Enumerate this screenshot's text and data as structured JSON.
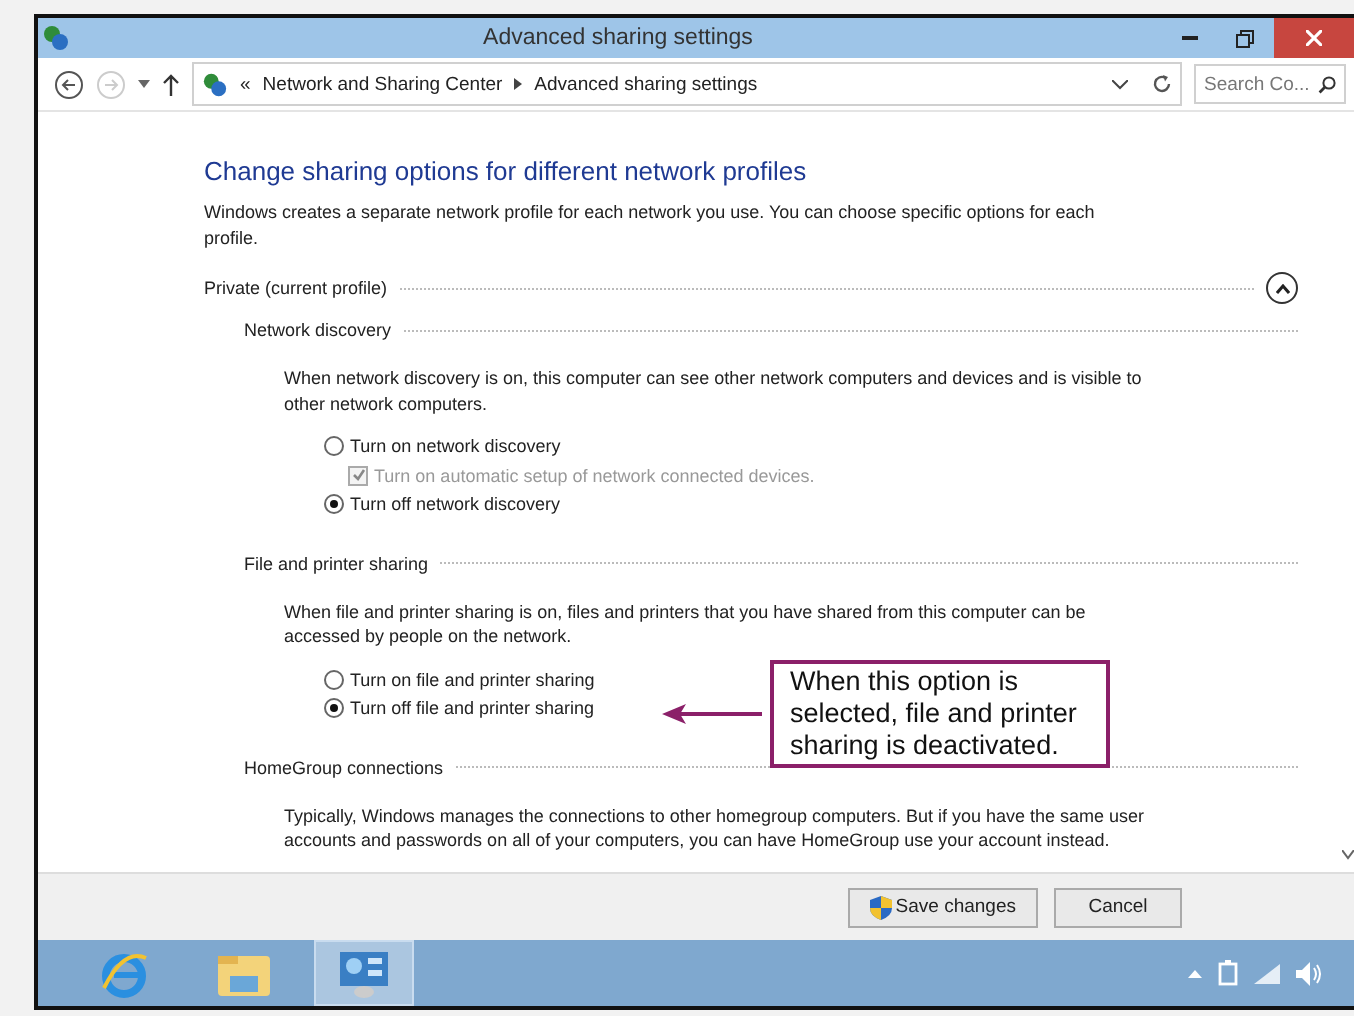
{
  "window": {
    "title": "Advanced sharing settings"
  },
  "address_bar": {
    "breadcrumb": [
      "Network and Sharing Center",
      "Advanced sharing settings"
    ],
    "overflow": "«"
  },
  "search": {
    "placeholder": "Search Co..."
  },
  "content": {
    "heading": "Change sharing options for different network profiles",
    "intro": "Windows creates a separate network profile for each network you use. You can choose specific options for each profile.",
    "profiles": [
      {
        "title": "Private (current profile)",
        "expanded": true,
        "sections": [
          {
            "title": "Network discovery",
            "description": "When network discovery is on, this computer can see other network computers and devices and is visible to other network computers.",
            "options": [
              {
                "kind": "radio",
                "label": "Turn on network discovery",
                "selected": false,
                "children": [
                  {
                    "kind": "checkbox",
                    "label": "Turn on automatic setup of network connected devices.",
                    "checked": true,
                    "disabled": true
                  }
                ]
              },
              {
                "kind": "radio",
                "label": "Turn off network discovery",
                "selected": true
              }
            ]
          },
          {
            "title": "File and printer sharing",
            "description": "When file and printer sharing is on, files and printers that you have shared from this computer can be accessed by people on the network.",
            "options": [
              {
                "kind": "radio",
                "label": "Turn on file and printer sharing",
                "selected": false
              },
              {
                "kind": "radio",
                "label": "Turn off file and printer sharing",
                "selected": true
              }
            ]
          },
          {
            "title": "HomeGroup connections",
            "description": "Typically, Windows manages the connections to other homegroup computers. But if you have the same user accounts and passwords on all of your computers, you can have HomeGroup use your account instead."
          }
        ]
      }
    ]
  },
  "callout": {
    "text": "When this option is selected, file and printer sharing is deactivated."
  },
  "buttons": [
    {
      "label": "Save changes",
      "kind": "shield"
    },
    {
      "label": "Cancel",
      "kind": "plain"
    }
  ],
  "taskbar": {
    "apps": [
      {
        "kind": "browser",
        "selected": false
      },
      {
        "kind": "folder",
        "selected": false
      },
      {
        "kind": "control-panel",
        "selected": true
      }
    ]
  }
}
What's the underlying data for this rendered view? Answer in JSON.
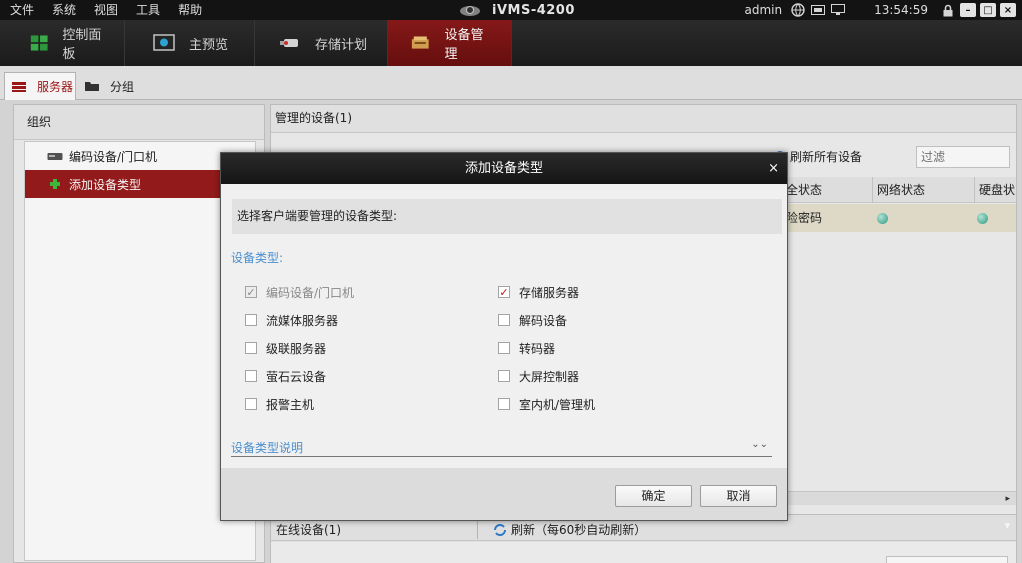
{
  "menubar": {
    "menus": [
      "文件",
      "系统",
      "视图",
      "工具",
      "帮助"
    ],
    "app_title": "iVMS-4200",
    "user": "admin",
    "time": "13:54:59",
    "icons": [
      "network-icon",
      "keyboard-icon",
      "monitor-icon",
      "lock-icon"
    ]
  },
  "modules": {
    "tabs": [
      {
        "label": "控制面板"
      },
      {
        "label": "主预览"
      },
      {
        "label": "存储计划"
      },
      {
        "label": "设备管理"
      }
    ],
    "active": "设备管理"
  },
  "subtabs": {
    "server": "服务器",
    "group": "分组"
  },
  "left_panel": {
    "header": "组织",
    "items": [
      {
        "label": "编码设备/门口机"
      },
      {
        "label": "添加设备类型"
      }
    ]
  },
  "right_panel": {
    "header": "管理的设备(1)",
    "refresh_all": "刷新所有设备",
    "filter_placeholder": "过滤",
    "columns": [
      "全状态",
      "网络状态",
      "硬盘状"
    ],
    "row": {
      "security": "险密码"
    }
  },
  "bottom_panel": {
    "online": "在线设备(1)",
    "refresh": "刷新（每60秒自动刷新）"
  },
  "dialog": {
    "title": "添加设备类型",
    "close": "×",
    "prompt": "选择客户端要管理的设备类型:",
    "section_title": "设备类型:",
    "options_left": [
      {
        "label": "编码设备/门口机",
        "checked": true,
        "disabled": true
      },
      {
        "label": "流媒体服务器",
        "checked": false
      },
      {
        "label": "级联服务器",
        "checked": false
      },
      {
        "label": "萤石云设备",
        "checked": false
      },
      {
        "label": "报警主机",
        "checked": false
      }
    ],
    "options_right": [
      {
        "label": "存储服务器",
        "checked": true
      },
      {
        "label": "解码设备",
        "checked": false
      },
      {
        "label": "转码器",
        "checked": false
      },
      {
        "label": "大屏控制器",
        "checked": false
      },
      {
        "label": "室内机/管理机",
        "checked": false
      }
    ],
    "description_toggle": "设备类型说明",
    "ok": "确定",
    "cancel": "取消"
  }
}
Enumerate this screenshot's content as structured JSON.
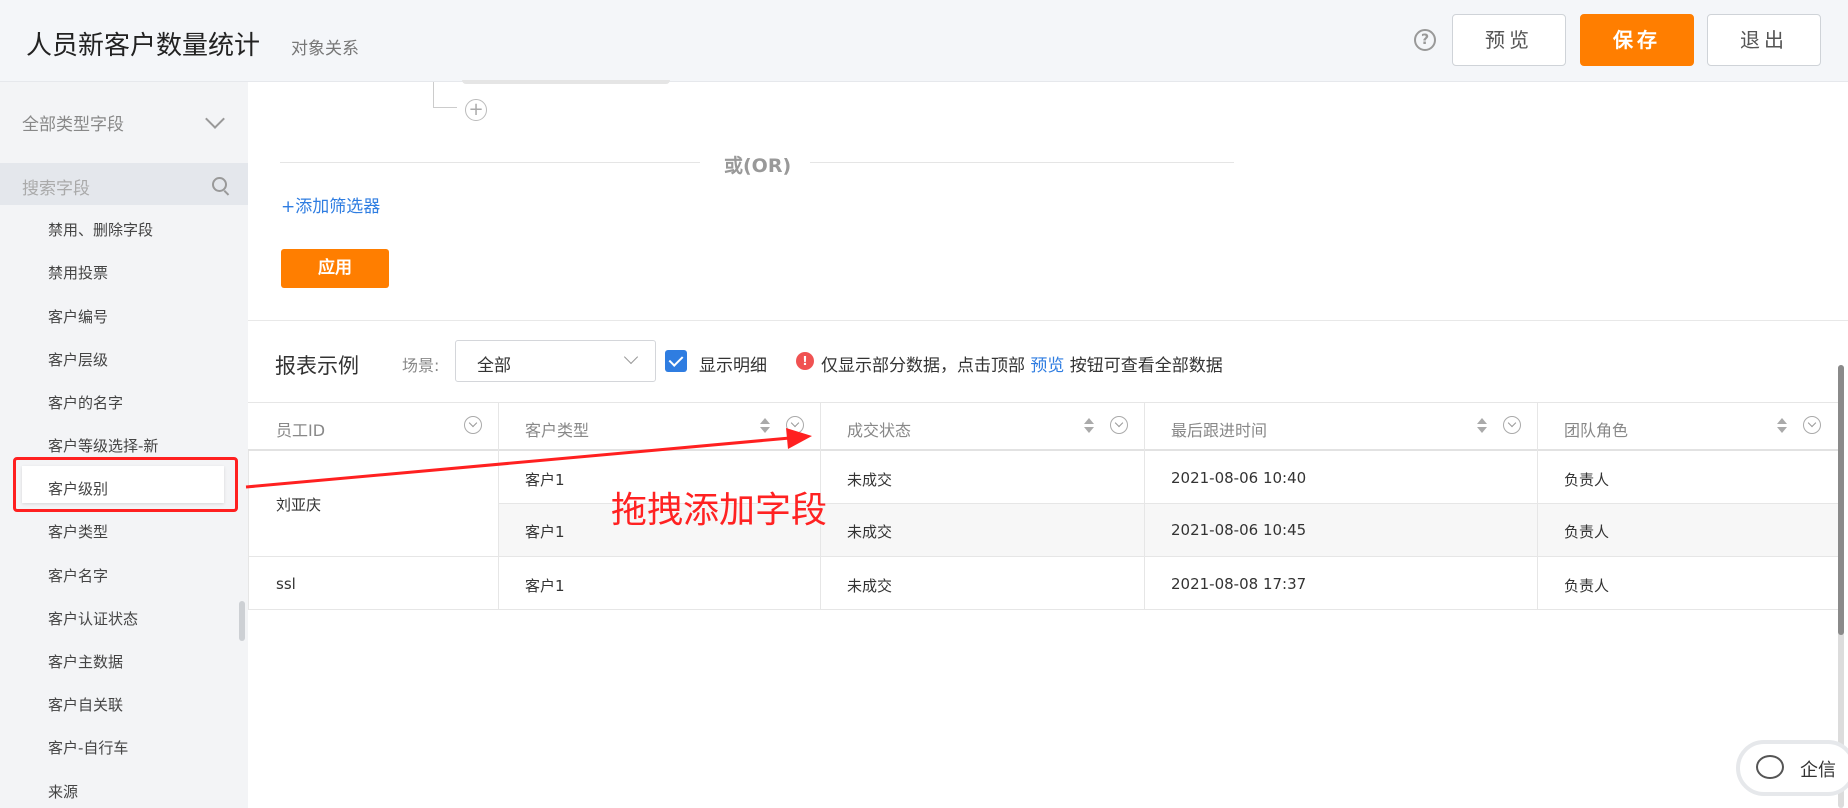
{
  "header": {
    "title": "人员新客户数量统计",
    "subtitle": "对象关系",
    "help_glyph": "?",
    "preview_label": "预览",
    "save_label": "保存",
    "exit_label": "退出"
  },
  "sidebar": {
    "type_select": "全部类型字段",
    "search_placeholder": "搜索字段",
    "fields": [
      "禁用、删除字段",
      "禁用投票",
      "客户编号",
      "客户层级",
      "客户的名字",
      "客户等级选择-新",
      "客户级别",
      "客户类型",
      "客户名字",
      "客户认证状态",
      "客户主数据",
      "客户自关联",
      "客户-自行车",
      "来源"
    ],
    "highlighted_field": "客户级别"
  },
  "filter": {
    "add_condition_glyph": "+",
    "or_text": "或(OR)",
    "add_filter": "+添加筛选器",
    "apply": "应用"
  },
  "report": {
    "title": "报表示例",
    "scene_label": "场景:",
    "scene_value": "全部",
    "show_detail": "显示明细",
    "show_detail_checked": true,
    "warn_glyph": "!",
    "notice_prefix": "仅显示部分数据，点击顶部 ",
    "notice_link": "预览",
    "notice_suffix": " 按钮可查看全部数据"
  },
  "table": {
    "columns": [
      "员工ID",
      "客户类型",
      "成交状态",
      "最后跟进时间",
      "团队角色"
    ],
    "groups": [
      {
        "employee": "刘亚庆",
        "rows": [
          [
            "客户1",
            "未成交",
            "2021-08-06 10:40",
            "负责人"
          ],
          [
            "客户1",
            "未成交",
            "2021-08-06 10:45",
            "负责人"
          ]
        ]
      },
      {
        "employee": "ssl",
        "rows": [
          [
            "客户1",
            "未成交",
            "2021-08-08 17:37",
            "负责人"
          ]
        ]
      }
    ]
  },
  "annotation": {
    "text": "拖拽添加字段",
    "color": "#ff2020"
  },
  "chat": {
    "label": "企信"
  },
  "colors": {
    "accent": "#ff7e00",
    "link": "#2f7de1"
  }
}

• _OBJECTIVE_:
Give all the entries again exactly, dropping each picture.

• _EXPECTED ANSWER_:
Enumerate this screenshot's text and data as structured JSON.
{
  "window": {
    "title": "Advanced sharing settings"
  },
  "address_bar": {
    "breadcrumb": [
      "Network and Sharing Center",
      "Advanced sharing settings"
    ],
    "overflow": "«"
  },
  "search": {
    "placeholder": "Search Co..."
  },
  "content": {
    "heading": "Change sharing options for different network profiles",
    "intro": "Windows creates a separate network profile for each network you use. You can choose specific options for each profile.",
    "profiles": [
      {
        "title": "Private (current profile)",
        "expanded": true,
        "sections": [
          {
            "title": "Network discovery",
            "description": "When network discovery is on, this computer can see other network computers and devices and is visible to other network computers.",
            "options": [
              {
                "kind": "radio",
                "label": "Turn on network discovery",
                "selected": false,
                "children": [
                  {
                    "kind": "checkbox",
                    "label": "Turn on automatic setup of network connected devices.",
                    "checked": true,
                    "disabled": true
                  }
                ]
              },
              {
                "kind": "radio",
                "label": "Turn off network discovery",
                "selected": true
              }
            ]
          },
          {
            "title": "File and printer sharing",
            "description": "When file and printer sharing is on, files and printers that you have shared from this computer can be accessed by people on the network.",
            "options": [
              {
                "kind": "radio",
                "label": "Turn on file and printer sharing",
                "selected": false
              },
              {
                "kind": "radio",
                "label": "Turn off file and printer sharing",
                "selected": true
              }
            ]
          },
          {
            "title": "HomeGroup connections",
            "description": "Typically, Windows manages the connections to other homegroup computers. But if you have the same user accounts and passwords on all of your computers, you can have HomeGroup use your account instead."
          }
        ]
      }
    ]
  },
  "callout": {
    "text": "When this option is selected, file and printer sharing is deactivated."
  },
  "buttons": [
    {
      "label": "Save changes",
      "kind": "shield"
    },
    {
      "label": "Cancel",
      "kind": "plain"
    }
  ],
  "taskbar": {
    "apps": [
      {
        "kind": "browser",
        "selected": false
      },
      {
        "kind": "folder",
        "selected": false
      },
      {
        "kind": "control-panel",
        "selected": true
      }
    ]
  }
}
What's the underlying data for this rendered view? Answer in JSON.
{
  "menubar": {
    "menus": [
      "文件",
      "系统",
      "视图",
      "工具",
      "帮助"
    ],
    "app_title": "iVMS-4200",
    "user": "admin",
    "time": "13:54:59",
    "icons": [
      "network-icon",
      "keyboard-icon",
      "monitor-icon",
      "lock-icon"
    ]
  },
  "modules": {
    "tabs": [
      {
        "label": "控制面板"
      },
      {
        "label": "主预览"
      },
      {
        "label": "存储计划"
      },
      {
        "label": "设备管理"
      }
    ],
    "active": "设备管理"
  },
  "subtabs": {
    "server": "服务器",
    "group": "分组"
  },
  "left_panel": {
    "header": "组织",
    "items": [
      {
        "label": "编码设备/门口机"
      },
      {
        "label": "添加设备类型"
      }
    ]
  },
  "right_panel": {
    "header": "管理的设备(1)",
    "refresh_all": "刷新所有设备",
    "filter_placeholder": "过滤",
    "columns": [
      "全状态",
      "网络状态",
      "硬盘状"
    ],
    "row": {
      "security": "险密码"
    }
  },
  "bottom_panel": {
    "online": "在线设备(1)",
    "refresh": "刷新（每60秒自动刷新）"
  },
  "dialog": {
    "title": "添加设备类型",
    "close": "×",
    "prompt": "选择客户端要管理的设备类型:",
    "section_title": "设备类型:",
    "options_left": [
      {
        "label": "编码设备/门口机",
        "checked": true,
        "disabled": true
      },
      {
        "label": "流媒体服务器",
        "checked": false
      },
      {
        "label": "级联服务器",
        "checked": false
      },
      {
        "label": "萤石云设备",
        "checked": false
      },
      {
        "label": "报警主机",
        "checked": false
      }
    ],
    "options_right": [
      {
        "label": "存储服务器",
        "checked": true
      },
      {
        "label": "解码设备",
        "checked": false
      },
      {
        "label": "转码器",
        "checked": false
      },
      {
        "label": "大屏控制器",
        "checked": false
      },
      {
        "label": "室内机/管理机",
        "checked": false
      }
    ],
    "description_toggle": "设备类型说明",
    "ok": "确定",
    "cancel": "取消"
  }
}
Enumerate this screenshot's content as structured JSON.
{
  "header": {
    "title": "人员新客户数量统计",
    "subtitle": "对象关系",
    "help_glyph": "?",
    "preview_label": "预览",
    "save_label": "保存",
    "exit_label": "退出"
  },
  "sidebar": {
    "type_select": "全部类型字段",
    "search_placeholder": "搜索字段",
    "fields": [
      "禁用、删除字段",
      "禁用投票",
      "客户编号",
      "客户层级",
      "客户的名字",
      "客户等级选择-新",
      "客户级别",
      "客户类型",
      "客户名字",
      "客户认证状态",
      "客户主数据",
      "客户自关联",
      "客户-自行车",
      "来源"
    ],
    "highlighted_field": "客户级别"
  },
  "filter": {
    "add_condition_glyph": "+",
    "or_text": "或(OR)",
    "add_filter": "+添加筛选器",
    "apply": "应用"
  },
  "report": {
    "title": "报表示例",
    "scene_label": "场景:",
    "scene_value": "全部",
    "show_detail": "显示明细",
    "show_detail_checked": true,
    "warn_glyph": "!",
    "notice_prefix": "仅显示部分数据，点击顶部 ",
    "notice_link": "预览",
    "notice_suffix": " 按钮可查看全部数据"
  },
  "table": {
    "columns": [
      "员工ID",
      "客户类型",
      "成交状态",
      "最后跟进时间",
      "团队角色"
    ],
    "groups": [
      {
        "employee": "刘亚庆",
        "rows": [
          [
            "客户1",
            "未成交",
            "2021-08-06 10:40",
            "负责人"
          ],
          [
            "客户1",
            "未成交",
            "2021-08-06 10:45",
            "负责人"
          ]
        ]
      },
      {
        "employee": "ssl",
        "rows": [
          [
            "客户1",
            "未成交",
            "2021-08-08 17:37",
            "负责人"
          ]
        ]
      }
    ]
  },
  "annotation": {
    "text": "拖拽添加字段",
    "color": "#ff2020"
  },
  "chat": {
    "label": "企信"
  },
  "colors": {
    "accent": "#ff7e00",
    "link": "#2f7de1"
  }
}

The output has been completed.